* **DATA PROVIDED**:
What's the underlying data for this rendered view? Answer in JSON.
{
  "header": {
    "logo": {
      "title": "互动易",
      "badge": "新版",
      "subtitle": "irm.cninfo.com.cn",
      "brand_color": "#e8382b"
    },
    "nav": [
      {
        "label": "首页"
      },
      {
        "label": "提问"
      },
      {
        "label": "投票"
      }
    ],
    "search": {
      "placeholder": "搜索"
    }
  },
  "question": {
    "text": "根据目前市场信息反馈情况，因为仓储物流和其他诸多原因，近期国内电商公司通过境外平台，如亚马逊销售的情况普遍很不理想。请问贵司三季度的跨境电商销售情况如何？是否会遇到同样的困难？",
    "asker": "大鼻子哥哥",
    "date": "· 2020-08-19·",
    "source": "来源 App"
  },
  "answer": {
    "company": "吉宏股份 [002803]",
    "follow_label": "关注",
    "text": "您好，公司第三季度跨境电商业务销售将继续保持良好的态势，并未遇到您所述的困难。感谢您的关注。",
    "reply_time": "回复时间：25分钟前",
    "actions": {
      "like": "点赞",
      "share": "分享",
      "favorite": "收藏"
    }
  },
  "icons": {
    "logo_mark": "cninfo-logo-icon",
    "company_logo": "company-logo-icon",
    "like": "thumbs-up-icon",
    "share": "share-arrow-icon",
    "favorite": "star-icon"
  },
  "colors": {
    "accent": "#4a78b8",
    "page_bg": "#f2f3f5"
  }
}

* **WORK INSTRUCTIONS**:
Identify each line in the records above containing the word "logo"; copy those lines.

* **THE SOLUTION**:
    "logo": {
    "logo_mark": "cninfo-logo-icon",
    "company_logo": "company-logo-icon",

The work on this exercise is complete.